= GIVEN INSTRUCTION =
Find all lines in the listing that include the word "this", then copy them.

--- START ---

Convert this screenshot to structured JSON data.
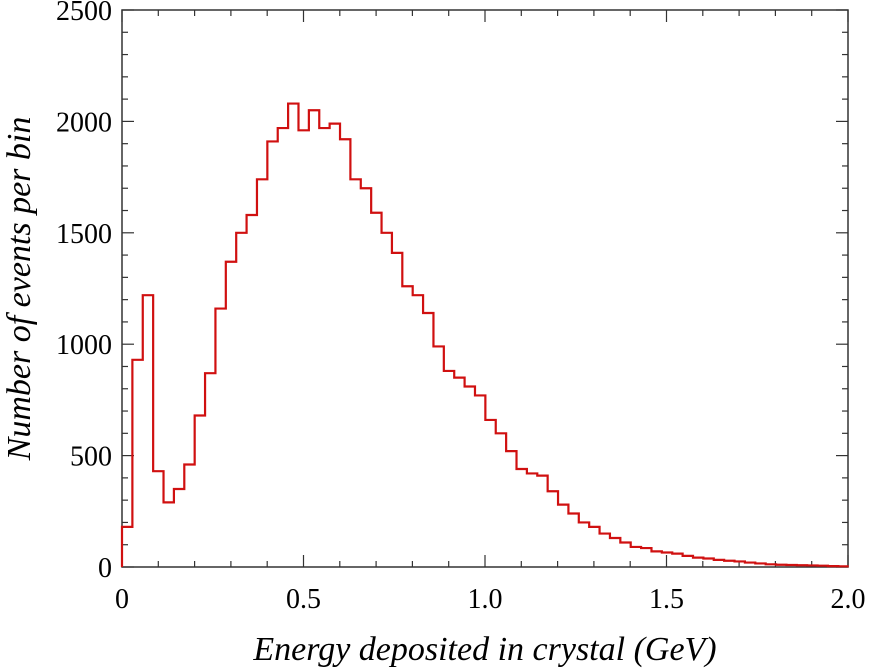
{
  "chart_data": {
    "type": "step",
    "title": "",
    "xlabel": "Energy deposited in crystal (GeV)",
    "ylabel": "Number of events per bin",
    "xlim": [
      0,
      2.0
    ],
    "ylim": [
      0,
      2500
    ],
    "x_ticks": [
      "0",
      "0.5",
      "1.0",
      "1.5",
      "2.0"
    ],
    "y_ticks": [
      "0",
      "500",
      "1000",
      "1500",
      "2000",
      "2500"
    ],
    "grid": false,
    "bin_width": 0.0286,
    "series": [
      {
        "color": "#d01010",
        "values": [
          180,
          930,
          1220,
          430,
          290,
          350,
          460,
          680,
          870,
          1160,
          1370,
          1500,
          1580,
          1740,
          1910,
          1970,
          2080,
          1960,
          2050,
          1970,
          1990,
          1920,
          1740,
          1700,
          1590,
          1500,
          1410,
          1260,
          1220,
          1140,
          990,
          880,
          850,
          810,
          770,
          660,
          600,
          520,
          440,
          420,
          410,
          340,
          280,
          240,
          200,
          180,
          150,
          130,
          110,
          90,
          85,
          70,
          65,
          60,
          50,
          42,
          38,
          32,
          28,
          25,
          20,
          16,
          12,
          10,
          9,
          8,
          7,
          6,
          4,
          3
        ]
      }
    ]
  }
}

--- END ---
--- START ---

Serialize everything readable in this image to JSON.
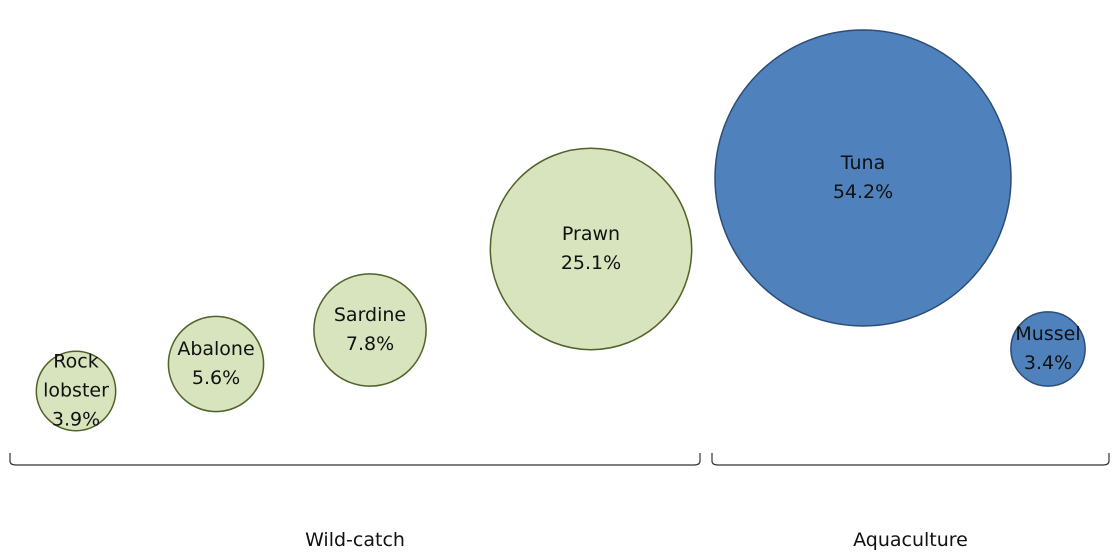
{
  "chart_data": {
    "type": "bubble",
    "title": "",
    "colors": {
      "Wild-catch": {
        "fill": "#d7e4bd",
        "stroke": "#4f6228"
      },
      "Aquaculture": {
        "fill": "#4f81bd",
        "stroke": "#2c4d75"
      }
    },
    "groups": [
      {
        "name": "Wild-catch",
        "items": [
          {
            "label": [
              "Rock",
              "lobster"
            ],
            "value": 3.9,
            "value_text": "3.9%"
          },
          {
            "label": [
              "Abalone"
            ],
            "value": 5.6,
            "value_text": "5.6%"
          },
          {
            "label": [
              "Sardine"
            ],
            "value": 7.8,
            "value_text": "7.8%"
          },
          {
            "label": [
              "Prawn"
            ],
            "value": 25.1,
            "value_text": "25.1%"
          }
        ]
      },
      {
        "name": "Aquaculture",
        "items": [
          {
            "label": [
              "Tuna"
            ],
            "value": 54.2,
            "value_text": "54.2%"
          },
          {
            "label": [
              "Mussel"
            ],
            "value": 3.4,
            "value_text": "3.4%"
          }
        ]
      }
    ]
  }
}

--- END ---
--- START ---

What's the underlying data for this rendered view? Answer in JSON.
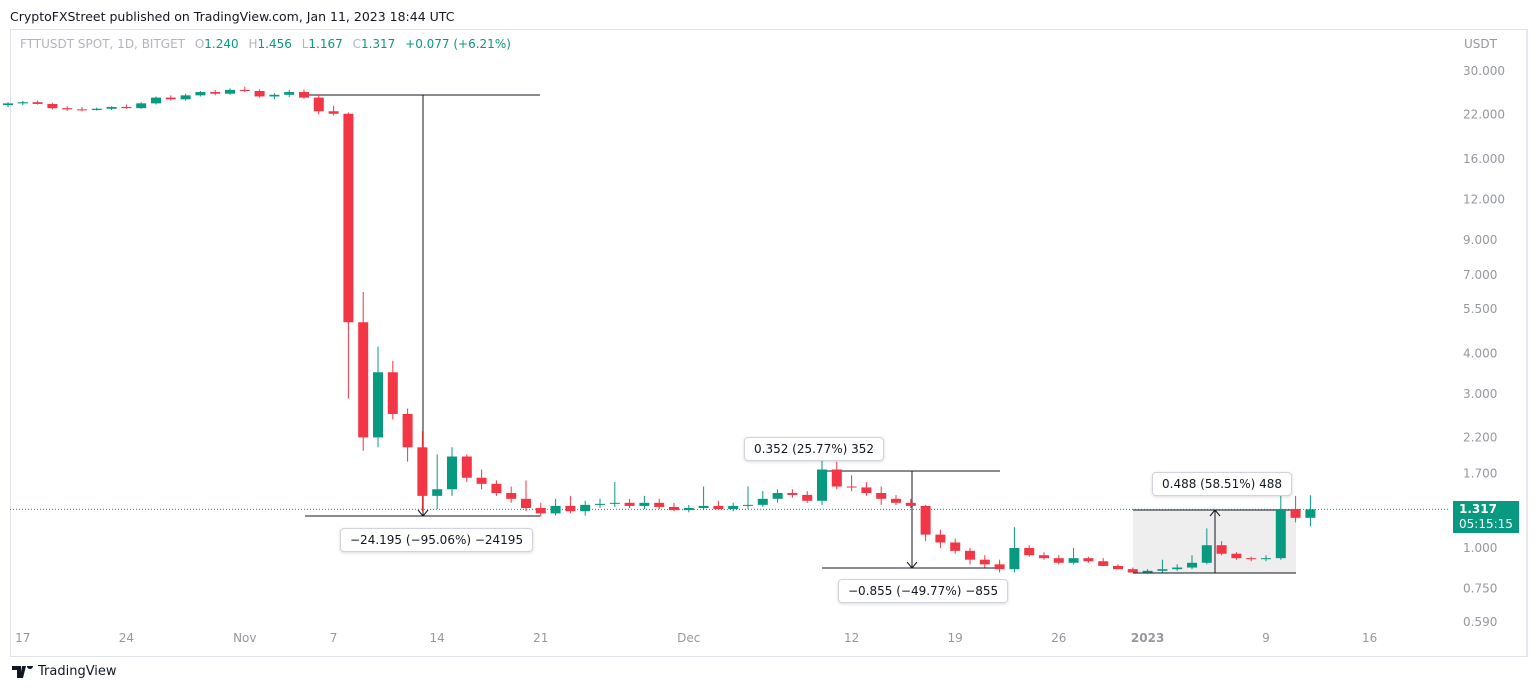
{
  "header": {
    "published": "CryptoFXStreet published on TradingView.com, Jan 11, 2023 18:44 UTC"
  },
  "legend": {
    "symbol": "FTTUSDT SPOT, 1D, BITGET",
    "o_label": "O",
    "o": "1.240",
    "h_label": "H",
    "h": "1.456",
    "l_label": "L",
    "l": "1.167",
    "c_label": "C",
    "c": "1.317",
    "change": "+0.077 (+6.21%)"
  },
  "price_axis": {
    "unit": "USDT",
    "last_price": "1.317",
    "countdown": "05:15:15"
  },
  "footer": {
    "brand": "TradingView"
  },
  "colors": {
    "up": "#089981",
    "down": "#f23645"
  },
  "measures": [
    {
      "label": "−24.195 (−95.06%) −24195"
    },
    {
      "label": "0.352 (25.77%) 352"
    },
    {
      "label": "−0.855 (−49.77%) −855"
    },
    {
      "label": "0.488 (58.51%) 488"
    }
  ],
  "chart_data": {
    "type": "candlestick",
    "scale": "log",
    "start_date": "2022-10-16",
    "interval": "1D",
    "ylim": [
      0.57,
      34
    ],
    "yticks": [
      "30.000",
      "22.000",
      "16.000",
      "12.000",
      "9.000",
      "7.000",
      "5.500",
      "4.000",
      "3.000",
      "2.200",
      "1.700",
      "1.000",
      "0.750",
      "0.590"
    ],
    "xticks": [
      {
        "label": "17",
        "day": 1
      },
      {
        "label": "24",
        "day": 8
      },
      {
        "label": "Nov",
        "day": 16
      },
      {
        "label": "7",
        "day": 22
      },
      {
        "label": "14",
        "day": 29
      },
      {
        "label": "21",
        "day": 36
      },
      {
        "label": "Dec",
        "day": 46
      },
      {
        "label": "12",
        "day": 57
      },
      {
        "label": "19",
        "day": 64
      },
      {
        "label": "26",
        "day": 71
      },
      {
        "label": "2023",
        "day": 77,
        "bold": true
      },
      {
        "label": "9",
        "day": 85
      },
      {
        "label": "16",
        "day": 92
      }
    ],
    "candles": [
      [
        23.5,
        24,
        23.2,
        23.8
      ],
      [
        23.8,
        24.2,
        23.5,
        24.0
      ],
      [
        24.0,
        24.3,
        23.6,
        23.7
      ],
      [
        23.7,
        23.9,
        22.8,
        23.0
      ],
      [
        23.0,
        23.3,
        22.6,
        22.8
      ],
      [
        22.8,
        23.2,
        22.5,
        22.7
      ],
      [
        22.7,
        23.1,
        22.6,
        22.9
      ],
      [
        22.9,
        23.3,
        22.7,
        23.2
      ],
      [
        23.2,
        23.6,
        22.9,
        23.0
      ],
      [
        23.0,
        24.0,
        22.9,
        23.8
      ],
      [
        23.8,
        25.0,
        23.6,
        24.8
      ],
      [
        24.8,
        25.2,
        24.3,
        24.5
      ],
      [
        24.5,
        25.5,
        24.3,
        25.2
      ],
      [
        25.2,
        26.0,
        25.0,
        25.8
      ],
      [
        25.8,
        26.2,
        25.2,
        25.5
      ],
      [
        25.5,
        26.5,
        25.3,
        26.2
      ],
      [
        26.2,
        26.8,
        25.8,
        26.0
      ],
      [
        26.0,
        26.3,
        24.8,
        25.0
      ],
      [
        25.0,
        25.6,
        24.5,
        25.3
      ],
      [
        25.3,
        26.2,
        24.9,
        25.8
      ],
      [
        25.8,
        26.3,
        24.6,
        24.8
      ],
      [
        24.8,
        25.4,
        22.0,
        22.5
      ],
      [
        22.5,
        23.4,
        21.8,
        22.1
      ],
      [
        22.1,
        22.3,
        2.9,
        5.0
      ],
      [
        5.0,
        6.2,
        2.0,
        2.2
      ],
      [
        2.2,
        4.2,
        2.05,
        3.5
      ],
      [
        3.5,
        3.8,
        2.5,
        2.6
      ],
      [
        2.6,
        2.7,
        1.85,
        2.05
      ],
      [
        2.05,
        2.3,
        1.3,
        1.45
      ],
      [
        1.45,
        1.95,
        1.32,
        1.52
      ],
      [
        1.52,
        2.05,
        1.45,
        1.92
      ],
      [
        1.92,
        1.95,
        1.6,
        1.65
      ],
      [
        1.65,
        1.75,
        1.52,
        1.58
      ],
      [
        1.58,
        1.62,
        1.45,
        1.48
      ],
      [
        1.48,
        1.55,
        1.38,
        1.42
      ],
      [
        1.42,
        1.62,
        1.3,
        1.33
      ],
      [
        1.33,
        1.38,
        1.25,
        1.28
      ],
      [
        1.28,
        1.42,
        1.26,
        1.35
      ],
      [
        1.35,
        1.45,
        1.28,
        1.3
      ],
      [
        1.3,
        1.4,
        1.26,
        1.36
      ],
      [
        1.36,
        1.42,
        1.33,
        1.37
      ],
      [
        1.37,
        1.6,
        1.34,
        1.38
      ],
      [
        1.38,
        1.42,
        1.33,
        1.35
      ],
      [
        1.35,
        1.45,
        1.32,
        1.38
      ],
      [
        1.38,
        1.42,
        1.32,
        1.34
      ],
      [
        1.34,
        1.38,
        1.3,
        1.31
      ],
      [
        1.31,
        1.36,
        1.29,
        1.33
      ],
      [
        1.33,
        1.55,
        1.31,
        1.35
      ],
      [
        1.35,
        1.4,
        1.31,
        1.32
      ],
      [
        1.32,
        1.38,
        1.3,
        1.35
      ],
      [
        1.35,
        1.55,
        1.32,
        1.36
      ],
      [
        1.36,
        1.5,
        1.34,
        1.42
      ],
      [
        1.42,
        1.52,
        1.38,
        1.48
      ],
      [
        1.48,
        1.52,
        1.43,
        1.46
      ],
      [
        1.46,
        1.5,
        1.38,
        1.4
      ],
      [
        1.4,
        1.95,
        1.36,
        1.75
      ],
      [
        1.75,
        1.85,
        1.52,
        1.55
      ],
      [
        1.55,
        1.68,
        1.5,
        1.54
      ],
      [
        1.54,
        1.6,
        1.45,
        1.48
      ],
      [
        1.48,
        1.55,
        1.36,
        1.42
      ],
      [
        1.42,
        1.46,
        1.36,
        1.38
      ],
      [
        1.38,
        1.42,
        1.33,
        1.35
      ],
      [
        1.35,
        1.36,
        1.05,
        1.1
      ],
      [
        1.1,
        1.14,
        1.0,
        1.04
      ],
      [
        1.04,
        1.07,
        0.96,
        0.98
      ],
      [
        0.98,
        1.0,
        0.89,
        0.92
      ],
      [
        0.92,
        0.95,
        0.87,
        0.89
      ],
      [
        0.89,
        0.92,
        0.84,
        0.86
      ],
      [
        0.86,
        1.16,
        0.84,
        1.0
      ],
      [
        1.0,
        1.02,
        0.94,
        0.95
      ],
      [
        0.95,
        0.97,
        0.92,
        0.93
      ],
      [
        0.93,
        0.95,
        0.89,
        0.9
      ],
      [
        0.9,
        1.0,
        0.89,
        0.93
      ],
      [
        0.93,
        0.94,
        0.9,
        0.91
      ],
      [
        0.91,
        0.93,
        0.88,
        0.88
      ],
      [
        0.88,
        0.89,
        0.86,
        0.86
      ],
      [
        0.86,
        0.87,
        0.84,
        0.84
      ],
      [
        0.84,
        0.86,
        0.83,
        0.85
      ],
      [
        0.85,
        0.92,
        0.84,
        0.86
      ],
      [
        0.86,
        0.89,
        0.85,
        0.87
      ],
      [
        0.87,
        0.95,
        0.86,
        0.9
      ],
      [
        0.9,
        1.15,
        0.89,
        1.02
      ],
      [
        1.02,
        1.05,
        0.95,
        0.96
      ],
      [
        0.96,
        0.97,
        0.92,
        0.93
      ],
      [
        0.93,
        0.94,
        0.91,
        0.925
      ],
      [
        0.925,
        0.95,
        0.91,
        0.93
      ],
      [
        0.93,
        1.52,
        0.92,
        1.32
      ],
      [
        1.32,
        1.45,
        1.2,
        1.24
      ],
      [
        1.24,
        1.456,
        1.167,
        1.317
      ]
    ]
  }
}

--- END ---

= FINISHED ANSWER =
Convert this screenshot to structured JSON data.
Serialize everything readable in this image to JSON.
What's the underlying data for this rendered view? Answer in JSON.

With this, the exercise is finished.